Dataset excerpts
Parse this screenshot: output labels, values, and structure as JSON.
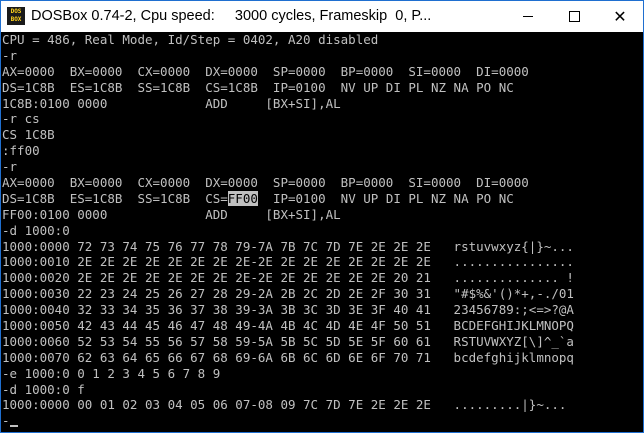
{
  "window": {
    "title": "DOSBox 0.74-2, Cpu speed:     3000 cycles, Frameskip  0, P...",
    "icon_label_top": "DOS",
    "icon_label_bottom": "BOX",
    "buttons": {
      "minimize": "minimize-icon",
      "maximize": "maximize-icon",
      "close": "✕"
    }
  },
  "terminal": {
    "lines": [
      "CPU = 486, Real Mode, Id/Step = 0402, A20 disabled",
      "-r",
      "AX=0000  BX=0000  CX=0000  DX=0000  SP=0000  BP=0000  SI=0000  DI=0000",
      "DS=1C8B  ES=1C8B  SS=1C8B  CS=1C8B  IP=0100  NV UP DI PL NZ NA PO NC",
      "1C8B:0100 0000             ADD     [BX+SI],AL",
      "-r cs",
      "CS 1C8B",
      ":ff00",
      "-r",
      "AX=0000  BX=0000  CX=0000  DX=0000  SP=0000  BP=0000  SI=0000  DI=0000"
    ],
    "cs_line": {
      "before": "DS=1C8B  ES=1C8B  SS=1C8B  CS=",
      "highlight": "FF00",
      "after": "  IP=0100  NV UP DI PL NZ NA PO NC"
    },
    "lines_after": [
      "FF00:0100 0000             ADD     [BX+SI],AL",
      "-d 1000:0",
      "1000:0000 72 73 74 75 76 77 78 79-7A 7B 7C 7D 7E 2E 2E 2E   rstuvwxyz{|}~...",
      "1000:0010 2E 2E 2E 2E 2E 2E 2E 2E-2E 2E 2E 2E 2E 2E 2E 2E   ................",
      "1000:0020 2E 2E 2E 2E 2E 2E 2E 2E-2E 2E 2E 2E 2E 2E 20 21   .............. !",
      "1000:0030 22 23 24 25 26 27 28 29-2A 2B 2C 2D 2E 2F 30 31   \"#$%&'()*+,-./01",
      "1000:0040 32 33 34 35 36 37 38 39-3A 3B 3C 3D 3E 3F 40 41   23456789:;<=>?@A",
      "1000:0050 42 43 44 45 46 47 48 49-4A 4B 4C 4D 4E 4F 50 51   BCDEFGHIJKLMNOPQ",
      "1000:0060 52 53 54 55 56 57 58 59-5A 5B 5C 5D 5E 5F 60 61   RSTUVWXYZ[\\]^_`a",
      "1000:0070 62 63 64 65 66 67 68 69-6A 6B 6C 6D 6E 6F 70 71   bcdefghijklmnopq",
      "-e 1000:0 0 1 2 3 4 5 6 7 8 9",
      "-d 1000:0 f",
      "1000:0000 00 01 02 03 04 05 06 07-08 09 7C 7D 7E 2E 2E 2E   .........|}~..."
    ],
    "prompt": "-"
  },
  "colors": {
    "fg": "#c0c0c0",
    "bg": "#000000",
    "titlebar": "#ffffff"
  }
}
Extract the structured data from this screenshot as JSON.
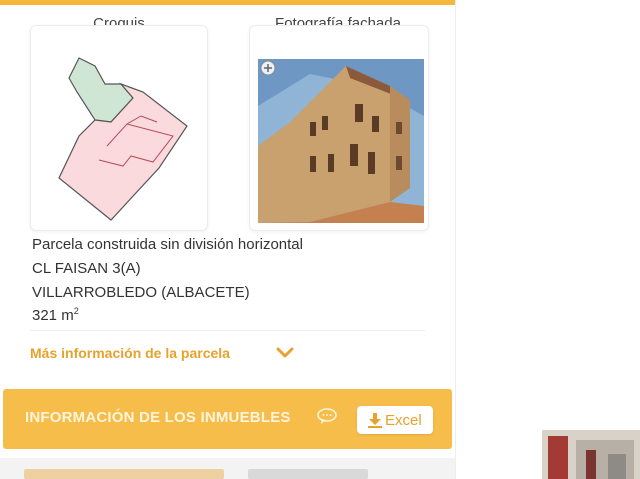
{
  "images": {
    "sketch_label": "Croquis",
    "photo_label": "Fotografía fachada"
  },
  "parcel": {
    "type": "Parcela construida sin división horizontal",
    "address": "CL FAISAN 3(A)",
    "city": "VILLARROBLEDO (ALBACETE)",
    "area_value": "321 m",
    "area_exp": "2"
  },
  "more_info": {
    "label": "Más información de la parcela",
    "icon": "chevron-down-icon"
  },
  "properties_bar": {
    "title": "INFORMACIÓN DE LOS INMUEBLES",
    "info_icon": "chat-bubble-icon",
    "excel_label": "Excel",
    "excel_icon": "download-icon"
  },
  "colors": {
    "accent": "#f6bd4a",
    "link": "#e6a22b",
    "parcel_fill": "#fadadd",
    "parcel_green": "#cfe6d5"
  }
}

Request
Copy out each line of the data where the string "this" appears.

Output of the task
Parse this screenshot: output labels, values, and structure as JSON.
Extract the structured data from this screenshot as JSON.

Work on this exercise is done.